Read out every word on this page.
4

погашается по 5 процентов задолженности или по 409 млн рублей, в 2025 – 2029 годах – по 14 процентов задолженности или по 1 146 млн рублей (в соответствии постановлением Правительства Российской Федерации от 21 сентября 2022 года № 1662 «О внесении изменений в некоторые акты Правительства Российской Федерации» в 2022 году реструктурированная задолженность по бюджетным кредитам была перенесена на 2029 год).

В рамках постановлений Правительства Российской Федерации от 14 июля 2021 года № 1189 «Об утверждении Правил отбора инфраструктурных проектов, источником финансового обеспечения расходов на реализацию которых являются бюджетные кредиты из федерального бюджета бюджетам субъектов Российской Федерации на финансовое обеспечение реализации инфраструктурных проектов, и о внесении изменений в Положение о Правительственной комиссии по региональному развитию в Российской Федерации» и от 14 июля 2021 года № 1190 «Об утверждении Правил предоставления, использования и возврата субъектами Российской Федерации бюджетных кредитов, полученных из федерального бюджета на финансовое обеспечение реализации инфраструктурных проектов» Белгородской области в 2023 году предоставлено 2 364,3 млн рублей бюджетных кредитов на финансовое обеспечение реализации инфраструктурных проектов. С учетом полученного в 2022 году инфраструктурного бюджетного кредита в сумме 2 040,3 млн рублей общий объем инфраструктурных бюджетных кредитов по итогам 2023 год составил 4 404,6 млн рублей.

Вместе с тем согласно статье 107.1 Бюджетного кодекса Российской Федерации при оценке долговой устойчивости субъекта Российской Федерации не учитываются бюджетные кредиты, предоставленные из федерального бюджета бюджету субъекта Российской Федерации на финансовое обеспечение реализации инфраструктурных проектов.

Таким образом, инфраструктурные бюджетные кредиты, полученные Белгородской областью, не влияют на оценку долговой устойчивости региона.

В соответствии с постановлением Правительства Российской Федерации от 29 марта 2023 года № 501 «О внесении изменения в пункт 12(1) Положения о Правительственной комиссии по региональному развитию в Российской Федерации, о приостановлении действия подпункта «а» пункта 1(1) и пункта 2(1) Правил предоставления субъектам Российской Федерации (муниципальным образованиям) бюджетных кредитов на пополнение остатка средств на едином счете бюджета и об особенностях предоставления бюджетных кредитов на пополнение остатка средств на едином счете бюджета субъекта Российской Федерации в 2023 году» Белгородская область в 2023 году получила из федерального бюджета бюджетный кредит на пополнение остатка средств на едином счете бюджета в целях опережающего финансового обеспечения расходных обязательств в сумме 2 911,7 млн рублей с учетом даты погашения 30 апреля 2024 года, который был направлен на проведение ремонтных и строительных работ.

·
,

※ ※ ※

## TASK OBJECTIVE
Read the entries and show each line that mentions "изменений".

## FULL RESPONSE
погашается по 5 процентов задолженности или по 409 млн рублей, в 2025 – 2029 годах – по 14 процентов задолженности или по 1 146 млн рублей (в соответствии постановлением Правительства Российской Федерации от 21 сентября 2022 года № 1662 «О внесении изменений в некоторые акты Правительства Российской Федерации» в 2022 году реструктурированная задолженность по бюджетным кредитам была перенесена на 2029 год).
В рамках постановлений Правительства Российской Федерации от 14 июля 2021 года № 1189 «Об утверждении Правил отбора инфраструктурных проектов, источником финансового обеспечения расходов на реализацию которых являются бюджетные кредиты из федерального бюджета бюджетам субъектов Российской Федерации на финансовое обеспечение реализации инфраструктурных проектов, и о внесении изменений в Положение о Правительственной комиссии по региональному развитию в Российской Федерации» и от 14 июля 2021 года № 1190 «Об утверждении Правил предоставления, использования и возврата субъектами Российской Федерации бюджетных кредитов, полученных из федерального бюджета на финансовое обеспечение реализации инфраструктурных проектов» Белгородской области в 2023 году предоставлено 2 364,3 млн рублей бюджетных кредитов на финансовое обеспечение реализации инфраструктурных проектов. С учетом полученного в 2022 году инфраструктурного бюджетного кредита в сумме 2 040,3 млн рублей общий объем инфраструктурных бюджетных кредитов по итогам 2023 год составил 4 404,6 млн рублей.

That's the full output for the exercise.